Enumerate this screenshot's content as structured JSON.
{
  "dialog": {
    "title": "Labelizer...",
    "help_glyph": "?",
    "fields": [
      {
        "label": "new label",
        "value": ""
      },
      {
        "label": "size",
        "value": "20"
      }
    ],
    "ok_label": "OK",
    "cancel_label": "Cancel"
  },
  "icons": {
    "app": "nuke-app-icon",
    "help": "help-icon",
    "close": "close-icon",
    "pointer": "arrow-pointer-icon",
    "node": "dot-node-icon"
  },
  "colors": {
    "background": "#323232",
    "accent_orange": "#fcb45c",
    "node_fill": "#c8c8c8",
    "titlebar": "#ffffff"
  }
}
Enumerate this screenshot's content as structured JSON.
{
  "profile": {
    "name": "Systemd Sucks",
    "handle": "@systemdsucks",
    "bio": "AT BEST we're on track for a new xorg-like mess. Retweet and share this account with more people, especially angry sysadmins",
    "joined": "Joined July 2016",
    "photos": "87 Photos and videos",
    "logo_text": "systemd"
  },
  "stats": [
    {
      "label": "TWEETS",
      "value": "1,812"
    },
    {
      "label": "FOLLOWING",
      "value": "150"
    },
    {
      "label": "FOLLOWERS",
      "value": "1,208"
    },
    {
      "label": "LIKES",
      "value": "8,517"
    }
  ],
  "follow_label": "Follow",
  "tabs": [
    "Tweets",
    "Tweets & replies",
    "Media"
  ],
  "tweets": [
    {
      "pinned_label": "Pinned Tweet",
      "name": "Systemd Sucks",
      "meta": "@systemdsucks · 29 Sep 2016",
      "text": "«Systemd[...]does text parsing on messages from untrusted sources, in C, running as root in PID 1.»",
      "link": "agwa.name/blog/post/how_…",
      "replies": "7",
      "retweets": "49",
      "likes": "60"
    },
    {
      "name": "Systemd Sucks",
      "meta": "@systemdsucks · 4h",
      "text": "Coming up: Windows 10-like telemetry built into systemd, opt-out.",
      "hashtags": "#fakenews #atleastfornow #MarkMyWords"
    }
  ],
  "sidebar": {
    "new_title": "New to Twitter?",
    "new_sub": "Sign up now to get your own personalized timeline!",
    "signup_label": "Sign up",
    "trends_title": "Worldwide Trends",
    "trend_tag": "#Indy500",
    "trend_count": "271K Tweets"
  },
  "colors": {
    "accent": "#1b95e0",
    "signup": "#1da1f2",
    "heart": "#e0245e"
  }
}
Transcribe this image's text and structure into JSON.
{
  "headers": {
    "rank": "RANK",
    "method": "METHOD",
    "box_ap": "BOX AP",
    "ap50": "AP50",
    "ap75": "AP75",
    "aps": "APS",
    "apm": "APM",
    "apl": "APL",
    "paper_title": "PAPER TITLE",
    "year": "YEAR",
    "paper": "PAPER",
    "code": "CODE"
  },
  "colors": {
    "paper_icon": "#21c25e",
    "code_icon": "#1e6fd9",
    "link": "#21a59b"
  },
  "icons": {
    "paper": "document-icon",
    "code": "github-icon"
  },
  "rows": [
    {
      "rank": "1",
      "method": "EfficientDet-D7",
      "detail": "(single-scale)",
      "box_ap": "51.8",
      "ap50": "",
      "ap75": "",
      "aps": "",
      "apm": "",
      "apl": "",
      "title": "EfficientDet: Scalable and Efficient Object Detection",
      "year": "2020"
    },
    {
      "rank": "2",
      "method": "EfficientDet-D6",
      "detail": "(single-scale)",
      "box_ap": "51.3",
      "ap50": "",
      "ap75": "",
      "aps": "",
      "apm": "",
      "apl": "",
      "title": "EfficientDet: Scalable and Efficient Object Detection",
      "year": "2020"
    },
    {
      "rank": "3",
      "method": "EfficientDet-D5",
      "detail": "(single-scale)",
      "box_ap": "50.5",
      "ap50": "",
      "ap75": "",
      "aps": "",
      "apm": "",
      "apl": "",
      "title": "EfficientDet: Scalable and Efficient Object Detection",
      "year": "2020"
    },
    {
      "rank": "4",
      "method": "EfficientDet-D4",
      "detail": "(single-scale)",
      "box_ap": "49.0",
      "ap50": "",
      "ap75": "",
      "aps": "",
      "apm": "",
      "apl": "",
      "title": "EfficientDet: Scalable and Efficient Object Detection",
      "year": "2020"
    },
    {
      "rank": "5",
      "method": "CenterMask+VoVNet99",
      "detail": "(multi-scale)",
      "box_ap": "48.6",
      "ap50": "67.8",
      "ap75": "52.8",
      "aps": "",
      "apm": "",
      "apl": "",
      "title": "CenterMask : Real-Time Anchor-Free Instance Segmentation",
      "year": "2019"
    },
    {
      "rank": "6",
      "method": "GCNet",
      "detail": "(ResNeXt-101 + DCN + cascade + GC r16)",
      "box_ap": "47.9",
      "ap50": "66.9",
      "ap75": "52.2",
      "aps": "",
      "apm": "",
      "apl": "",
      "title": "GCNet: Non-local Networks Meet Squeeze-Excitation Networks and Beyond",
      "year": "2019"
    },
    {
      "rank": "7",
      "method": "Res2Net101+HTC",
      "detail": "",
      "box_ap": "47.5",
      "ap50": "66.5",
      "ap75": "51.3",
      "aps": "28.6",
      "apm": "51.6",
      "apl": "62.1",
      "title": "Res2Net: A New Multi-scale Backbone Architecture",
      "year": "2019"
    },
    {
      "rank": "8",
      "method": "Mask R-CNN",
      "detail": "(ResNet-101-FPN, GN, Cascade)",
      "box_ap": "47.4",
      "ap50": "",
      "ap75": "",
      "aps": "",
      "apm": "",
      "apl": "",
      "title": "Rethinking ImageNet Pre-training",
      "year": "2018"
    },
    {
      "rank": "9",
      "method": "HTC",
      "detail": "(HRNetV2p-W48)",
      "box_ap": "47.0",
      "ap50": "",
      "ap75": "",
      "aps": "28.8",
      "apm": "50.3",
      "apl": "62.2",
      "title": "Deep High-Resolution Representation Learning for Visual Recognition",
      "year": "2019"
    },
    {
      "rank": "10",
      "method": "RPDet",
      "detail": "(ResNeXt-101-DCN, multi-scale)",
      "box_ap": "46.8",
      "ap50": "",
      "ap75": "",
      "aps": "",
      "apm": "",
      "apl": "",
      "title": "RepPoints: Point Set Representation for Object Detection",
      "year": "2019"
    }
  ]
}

..........

Write the material out again word for word.

TASK OUTPUT:
Enumerate this screenshot's content as structured JSON.
{
  "dialog": {
    "title": "Labelizer...",
    "help_glyph": "?",
    "fields": [
      {
        "label": "new label",
        "value": ""
      },
      {
        "label": "size",
        "value": "20"
      }
    ],
    "ok_label": "OK",
    "cancel_label": "Cancel"
  },
  "icons": {
    "app": "nuke-app-icon",
    "help": "help-icon",
    "close": "close-icon",
    "pointer": "arrow-pointer-icon",
    "node": "dot-node-icon"
  },
  "colors": {
    "background": "#323232",
    "accent_orange": "#fcb45c",
    "node_fill": "#c8c8c8",
    "titlebar": "#ffffff"
  }
}
Enumerate this screenshot's content as structured JSON.
{
  "profile": {
    "name": "Systemd Sucks",
    "handle": "@systemdsucks",
    "bio": "AT BEST we're on track for a new xorg-like mess. Retweet and share this account with more people, especially angry sysadmins",
    "joined": "Joined July 2016",
    "photos": "87 Photos and videos",
    "logo_text": "systemd"
  },
  "stats": [
    {
      "label": "TWEETS",
      "value": "1,812"
    },
    {
      "label": "FOLLOWING",
      "value": "150"
    },
    {
      "label": "FOLLOWERS",
      "value": "1,208"
    },
    {
      "label": "LIKES",
      "value": "8,517"
    }
  ],
  "follow_label": "Follow",
  "tabs": [
    "Tweets",
    "Tweets & replies",
    "Media"
  ],
  "tweets": [
    {
      "pinned_label": "Pinned Tweet",
      "name": "Systemd Sucks",
      "meta": "@systemdsucks · 29 Sep 2016",
      "text": "«Systemd[...]does text parsing on messages from untrusted sources, in C, running as root in PID 1.»",
      "link": "agwa.name/blog/post/how_…",
      "replies": "7",
      "retweets": "49",
      "likes": "60"
    },
    {
      "name": "Systemd Sucks",
      "meta": "@systemdsucks · 4h",
      "text": "Coming up: Windows 10-like telemetry built into systemd, opt-out.",
      "hashtags": "#fakenews #atleastfornow #MarkMyWords"
    }
  ],
  "sidebar": {
    "new_title": "New to Twitter?",
    "new_sub": "Sign up now to get your own personalized timeline!",
    "signup_label": "Sign up",
    "trends_title": "Worldwide Trends",
    "trend_tag": "#Indy500",
    "trend_count": "271K Tweets"
  },
  "colors": {
    "accent": "#1b95e0",
    "signup": "#1da1f2",
    "heart": "#e0245e"
  }
}
Transcribe this image's text and structure into JSON.
{
  "headers": {
    "rank": "RANK",
    "method": "METHOD",
    "box_ap": "BOX AP",
    "ap50": "AP50",
    "ap75": "AP75",
    "aps": "APS",
    "apm": "APM",
    "apl": "APL",
    "paper_title": "PAPER TITLE",
    "year": "YEAR",
    "paper": "PAPER",
    "code": "CODE"
  },
  "colors": {
    "paper_icon": "#21c25e",
    "code_icon": "#1e6fd9",
    "link": "#21a59b"
  },
  "icons": {
    "paper": "document-icon",
    "code": "github-icon"
  },
  "rows": [
    {
      "rank": "1",
      "method": "EfficientDet-D7",
      "detail": "(single-scale)",
      "box_ap": "51.8",
      "ap50": "",
      "ap75": "",
      "aps": "",
      "apm": "",
      "apl": "",
      "title": "EfficientDet: Scalable and Efficient Object Detection",
      "year": "2020"
    },
    {
      "rank": "2",
      "method": "EfficientDet-D6",
      "detail": "(single-scale)",
      "box_ap": "51.3",
      "ap50": "",
      "ap75": "",
      "aps": "",
      "apm": "",
      "apl": "",
      "title": "EfficientDet: Scalable and Efficient Object Detection",
      "year": "2020"
    },
    {
      "rank": "3",
      "method": "EfficientDet-D5",
      "detail": "(single-scale)",
      "box_ap": "50.5",
      "ap50": "",
      "ap75": "",
      "aps": "",
      "apm": "",
      "apl": "",
      "title": "EfficientDet: Scalable and Efficient Object Detection",
      "year": "2020"
    },
    {
      "rank": "4",
      "method": "EfficientDet-D4",
      "detail": "(single-scale)",
      "box_ap": "49.0",
      "ap50": "",
      "ap75": "",
      "aps": "",
      "apm": "",
      "apl": "",
      "title": "EfficientDet: Scalable and Efficient Object Detection",
      "year": "2020"
    },
    {
      "rank": "5",
      "method": "CenterMask+VoVNet99",
      "detail": "(multi-scale)",
      "box_ap": "48.6",
      "ap50": "67.8",
      "ap75": "52.8",
      "aps": "",
      "apm": "",
      "apl": "",
      "title": "CenterMask : Real-Time Anchor-Free Instance Segmentation",
      "year": "2019"
    },
    {
      "rank": "6",
      "method": "GCNet",
      "detail": "(ResNeXt-101 + DCN + cascade + GC r16)",
      "box_ap": "47.9",
      "ap50": "66.9",
      "ap75": "52.2",
      "aps": "",
      "apm": "",
      "apl": "",
      "title": "GCNet: Non-local Networks Meet Squeeze-Excitation Networks and Beyond",
      "year": "2019"
    },
    {
      "rank": "7",
      "method": "Res2Net101+HTC",
      "detail": "",
      "box_ap": "47.5",
      "ap50": "66.5",
      "ap75": "51.3",
      "aps": "28.6",
      "apm": "51.6",
      "apl": "62.1",
      "title": "Res2Net: A New Multi-scale Backbone Architecture",
      "year": "2019"
    },
    {
      "rank": "8",
      "method": "Mask R-CNN",
      "detail": "(ResNet-101-FPN, GN, Cascade)",
      "box_ap": "47.4",
      "ap50": "",
      "ap75": "",
      "aps": "",
      "apm": "",
      "apl": "",
      "title": "Rethinking ImageNet Pre-training",
      "year": "2018"
    },
    {
      "rank": "9",
      "method": "HTC",
      "detail": "(HRNetV2p-W48)",
      "box_ap": "47.0",
      "ap50": "",
      "ap75": "",
      "aps": "28.8",
      "apm": "50.3",
      "apl": "62.2",
      "title": "Deep High-Resolution Representation Learning for Visual Recognition",
      "year": "2019"
    },
    {
      "rank": "10",
      "method": "RPDet",
      "detail": "(ResNeXt-101-DCN, multi-scale)",
      "box_ap": "46.8",
      "ap50": "",
      "ap75": "",
      "aps": "",
      "apm": "",
      "apl": "",
      "title": "RepPoints: Point Set Representation for Object Detection",
      "year": "2019"
    }
  ]
}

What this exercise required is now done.